» **What to produce**
Copy the records below exactly, leaving out any pictures.

Collected data entries
____

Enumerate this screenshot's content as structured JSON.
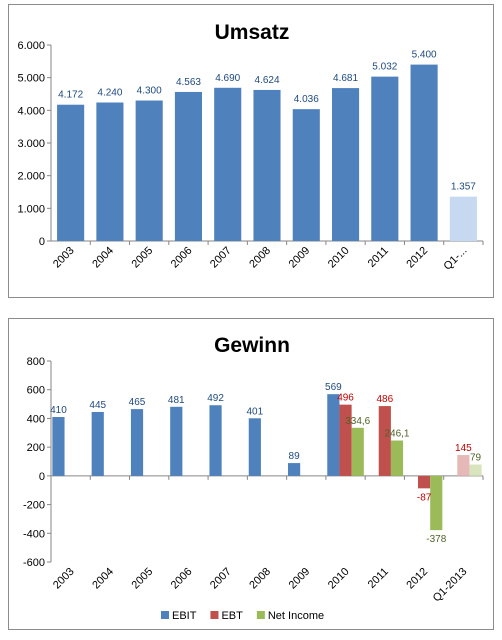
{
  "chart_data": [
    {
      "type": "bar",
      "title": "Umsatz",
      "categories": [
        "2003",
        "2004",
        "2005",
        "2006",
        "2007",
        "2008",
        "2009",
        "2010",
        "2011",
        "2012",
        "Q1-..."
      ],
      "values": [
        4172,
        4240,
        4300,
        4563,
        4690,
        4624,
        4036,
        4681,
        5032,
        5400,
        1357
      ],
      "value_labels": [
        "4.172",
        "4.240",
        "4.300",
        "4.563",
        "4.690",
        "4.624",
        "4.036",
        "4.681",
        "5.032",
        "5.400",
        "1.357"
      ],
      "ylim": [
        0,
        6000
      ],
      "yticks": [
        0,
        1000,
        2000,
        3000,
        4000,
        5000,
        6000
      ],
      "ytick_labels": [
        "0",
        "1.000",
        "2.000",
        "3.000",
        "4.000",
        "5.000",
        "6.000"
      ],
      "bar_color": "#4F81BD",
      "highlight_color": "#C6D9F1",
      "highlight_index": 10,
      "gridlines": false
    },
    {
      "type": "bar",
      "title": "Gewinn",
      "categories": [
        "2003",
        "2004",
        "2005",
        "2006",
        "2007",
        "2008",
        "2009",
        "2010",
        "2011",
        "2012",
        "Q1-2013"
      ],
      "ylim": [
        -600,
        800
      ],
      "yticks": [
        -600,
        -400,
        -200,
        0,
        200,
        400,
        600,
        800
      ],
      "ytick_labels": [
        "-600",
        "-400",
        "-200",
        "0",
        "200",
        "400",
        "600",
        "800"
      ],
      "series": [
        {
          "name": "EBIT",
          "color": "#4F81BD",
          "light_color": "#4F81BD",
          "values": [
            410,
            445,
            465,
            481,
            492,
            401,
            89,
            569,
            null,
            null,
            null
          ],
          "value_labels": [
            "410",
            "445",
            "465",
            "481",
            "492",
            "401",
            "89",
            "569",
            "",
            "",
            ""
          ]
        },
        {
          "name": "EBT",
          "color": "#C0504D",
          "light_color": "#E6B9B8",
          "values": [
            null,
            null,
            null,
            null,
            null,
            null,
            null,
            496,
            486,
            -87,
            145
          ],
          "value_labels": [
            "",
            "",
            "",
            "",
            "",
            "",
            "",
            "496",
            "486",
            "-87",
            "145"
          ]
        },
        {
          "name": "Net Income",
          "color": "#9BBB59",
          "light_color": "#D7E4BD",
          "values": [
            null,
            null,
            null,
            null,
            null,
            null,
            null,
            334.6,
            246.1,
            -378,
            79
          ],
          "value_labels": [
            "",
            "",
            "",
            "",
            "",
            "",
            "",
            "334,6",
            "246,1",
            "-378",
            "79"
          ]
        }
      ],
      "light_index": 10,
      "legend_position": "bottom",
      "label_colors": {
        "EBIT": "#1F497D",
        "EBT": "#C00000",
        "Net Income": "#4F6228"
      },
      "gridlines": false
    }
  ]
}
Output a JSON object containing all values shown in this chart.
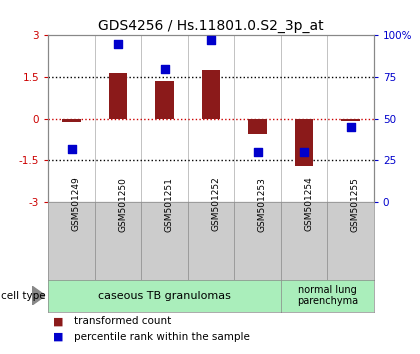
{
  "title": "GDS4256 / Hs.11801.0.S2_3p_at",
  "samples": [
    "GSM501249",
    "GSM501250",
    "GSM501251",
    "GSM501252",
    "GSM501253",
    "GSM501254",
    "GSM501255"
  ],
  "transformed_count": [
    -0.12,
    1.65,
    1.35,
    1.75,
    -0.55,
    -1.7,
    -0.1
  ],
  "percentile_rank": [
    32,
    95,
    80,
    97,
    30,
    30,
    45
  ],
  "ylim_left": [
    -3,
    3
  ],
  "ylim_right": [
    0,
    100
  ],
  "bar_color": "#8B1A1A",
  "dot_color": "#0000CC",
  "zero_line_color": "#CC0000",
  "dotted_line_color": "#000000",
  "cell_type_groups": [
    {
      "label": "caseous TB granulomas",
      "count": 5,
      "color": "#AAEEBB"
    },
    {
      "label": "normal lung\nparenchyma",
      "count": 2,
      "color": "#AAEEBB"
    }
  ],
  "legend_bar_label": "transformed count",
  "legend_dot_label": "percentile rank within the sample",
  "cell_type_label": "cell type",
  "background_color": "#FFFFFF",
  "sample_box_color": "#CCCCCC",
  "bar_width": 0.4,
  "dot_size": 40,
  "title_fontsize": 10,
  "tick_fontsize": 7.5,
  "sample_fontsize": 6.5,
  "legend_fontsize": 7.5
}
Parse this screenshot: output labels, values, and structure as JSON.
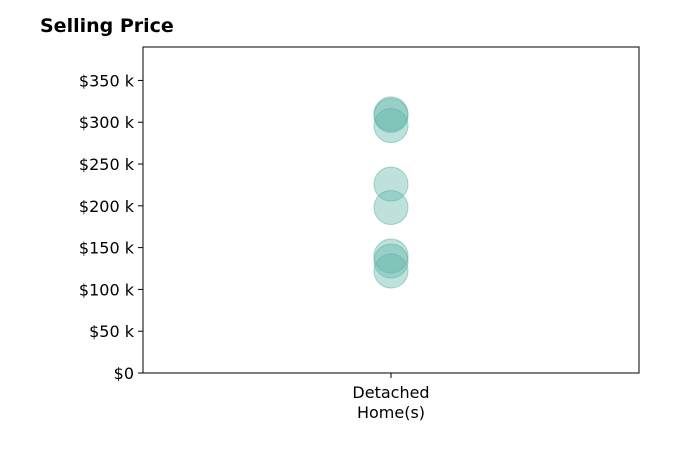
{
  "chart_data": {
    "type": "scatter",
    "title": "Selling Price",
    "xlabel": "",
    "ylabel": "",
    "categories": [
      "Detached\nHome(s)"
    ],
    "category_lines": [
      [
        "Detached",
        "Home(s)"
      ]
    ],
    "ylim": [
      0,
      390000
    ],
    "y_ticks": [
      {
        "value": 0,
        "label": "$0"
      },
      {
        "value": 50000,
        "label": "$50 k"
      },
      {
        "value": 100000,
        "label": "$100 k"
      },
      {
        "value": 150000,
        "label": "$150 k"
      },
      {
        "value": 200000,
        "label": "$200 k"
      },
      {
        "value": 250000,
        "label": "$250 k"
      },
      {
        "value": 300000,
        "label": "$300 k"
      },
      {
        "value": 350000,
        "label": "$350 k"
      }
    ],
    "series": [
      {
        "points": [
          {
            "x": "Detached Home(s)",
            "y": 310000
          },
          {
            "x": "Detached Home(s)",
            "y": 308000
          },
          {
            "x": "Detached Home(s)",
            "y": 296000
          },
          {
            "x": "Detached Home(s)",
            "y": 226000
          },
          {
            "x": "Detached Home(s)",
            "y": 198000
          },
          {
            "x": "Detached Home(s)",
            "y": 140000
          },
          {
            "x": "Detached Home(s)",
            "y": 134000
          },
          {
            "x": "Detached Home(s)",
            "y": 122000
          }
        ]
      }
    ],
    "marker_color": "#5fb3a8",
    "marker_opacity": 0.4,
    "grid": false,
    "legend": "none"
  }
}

____

» **Answer**
Enumerate this screenshot's content as structured JSON.
{
  "chart_data": [
    {
      "type": "bar",
      "title": "Umsatz",
      "categories": [
        "2003",
        "2004",
        "2005",
        "2006",
        "2007",
        "2008",
        "2009",
        "2010",
        "2011",
        "2012",
        "Q1-..."
      ],
      "values": [
        4172,
        4240,
        4300,
        4563,
        4690,
        4624,
        4036,
        4681,
        5032,
        5400,
        1357
      ],
      "value_labels": [
        "4.172",
        "4.240",
        "4.300",
        "4.563",
        "4.690",
        "4.624",
        "4.036",
        "4.681",
        "5.032",
        "5.400",
        "1.357"
      ],
      "ylim": [
        0,
        6000
      ],
      "yticks": [
        0,
        1000,
        2000,
        3000,
        4000,
        5000,
        6000
      ],
      "ytick_labels": [
        "0",
        "1.000",
        "2.000",
        "3.000",
        "4.000",
        "5.000",
        "6.000"
      ],
      "bar_color": "#4F81BD",
      "highlight_color": "#C6D9F1",
      "highlight_index": 10,
      "gridlines": false
    },
    {
      "type": "bar",
      "title": "Gewinn",
      "categories": [
        "2003",
        "2004",
        "2005",
        "2006",
        "2007",
        "2008",
        "2009",
        "2010",
        "2011",
        "2012",
        "Q1-2013"
      ],
      "ylim": [
        -600,
        800
      ],
      "yticks": [
        -600,
        -400,
        -200,
        0,
        200,
        400,
        600,
        800
      ],
      "ytick_labels": [
        "-600",
        "-400",
        "-200",
        "0",
        "200",
        "400",
        "600",
        "800"
      ],
      "series": [
        {
          "name": "EBIT",
          "color": "#4F81BD",
          "light_color": "#4F81BD",
          "values": [
            410,
            445,
            465,
            481,
            492,
            401,
            89,
            569,
            null,
            null,
            null
          ],
          "value_labels": [
            "410",
            "445",
            "465",
            "481",
            "492",
            "401",
            "89",
            "569",
            "",
            "",
            ""
          ]
        },
        {
          "name": "EBT",
          "color": "#C0504D",
          "light_color": "#E6B9B8",
          "values": [
            null,
            null,
            null,
            null,
            null,
            null,
            null,
            496,
            486,
            -87,
            145
          ],
          "value_labels": [
            "",
            "",
            "",
            "",
            "",
            "",
            "",
            "496",
            "486",
            "-87",
            "145"
          ]
        },
        {
          "name": "Net Income",
          "color": "#9BBB59",
          "light_color": "#D7E4BD",
          "values": [
            null,
            null,
            null,
            null,
            null,
            null,
            null,
            334.6,
            246.1,
            -378,
            79
          ],
          "value_labels": [
            "",
            "",
            "",
            "",
            "",
            "",
            "",
            "334,6",
            "246,1",
            "-378",
            "79"
          ]
        }
      ],
      "light_index": 10,
      "legend_position": "bottom",
      "label_colors": {
        "EBIT": "#1F497D",
        "EBT": "#C00000",
        "Net Income": "#4F6228"
      },
      "gridlines": false
    }
  ]
}
Output a JSON object containing all values shown in this chart.
{
  "title": "GDS4256 / Hs.11801.0.S2_3p_at",
  "samples": [
    "GSM501249",
    "GSM501250",
    "GSM501251",
    "GSM501252",
    "GSM501253",
    "GSM501254",
    "GSM501255"
  ],
  "transformed_count": [
    -0.12,
    1.65,
    1.35,
    1.75,
    -0.55,
    -1.7,
    -0.1
  ],
  "percentile_rank": [
    32,
    95,
    80,
    97,
    30,
    30,
    45
  ],
  "ylim_left": [
    -3,
    3
  ],
  "ylim_right": [
    0,
    100
  ],
  "bar_color": "#8B1A1A",
  "dot_color": "#0000CC",
  "zero_line_color": "#CC0000",
  "dotted_line_color": "#000000",
  "cell_type_groups": [
    {
      "label": "caseous TB granulomas",
      "count": 5,
      "color": "#AAEEBB"
    },
    {
      "label": "normal lung\nparenchyma",
      "count": 2,
      "color": "#AAEEBB"
    }
  ],
  "legend_bar_label": "transformed count",
  "legend_dot_label": "percentile rank within the sample",
  "cell_type_label": "cell type",
  "background_color": "#FFFFFF",
  "sample_box_color": "#CCCCCC",
  "bar_width": 0.4,
  "dot_size": 40,
  "title_fontsize": 10,
  "tick_fontsize": 7.5,
  "sample_fontsize": 6.5,
  "legend_fontsize": 7.5
}
Parse this screenshot: output labels, values, and structure as JSON.
{
  "chart_data": {
    "type": "scatter",
    "title": "Selling Price",
    "xlabel": "",
    "ylabel": "",
    "categories": [
      "Detached\nHome(s)"
    ],
    "category_lines": [
      [
        "Detached",
        "Home(s)"
      ]
    ],
    "ylim": [
      0,
      390000
    ],
    "y_ticks": [
      {
        "value": 0,
        "label": "$0"
      },
      {
        "value": 50000,
        "label": "$50 k"
      },
      {
        "value": 100000,
        "label": "$100 k"
      },
      {
        "value": 150000,
        "label": "$150 k"
      },
      {
        "value": 200000,
        "label": "$200 k"
      },
      {
        "value": 250000,
        "label": "$250 k"
      },
      {
        "value": 300000,
        "label": "$300 k"
      },
      {
        "value": 350000,
        "label": "$350 k"
      }
    ],
    "series": [
      {
        "points": [
          {
            "x": "Detached Home(s)",
            "y": 310000
          },
          {
            "x": "Detached Home(s)",
            "y": 308000
          },
          {
            "x": "Detached Home(s)",
            "y": 296000
          },
          {
            "x": "Detached Home(s)",
            "y": 226000
          },
          {
            "x": "Detached Home(s)",
            "y": 198000
          },
          {
            "x": "Detached Home(s)",
            "y": 140000
          },
          {
            "x": "Detached Home(s)",
            "y": 134000
          },
          {
            "x": "Detached Home(s)",
            "y": 122000
          }
        ]
      }
    ],
    "marker_color": "#5fb3a8",
    "marker_opacity": 0.4,
    "grid": false,
    "legend": "none"
  }
}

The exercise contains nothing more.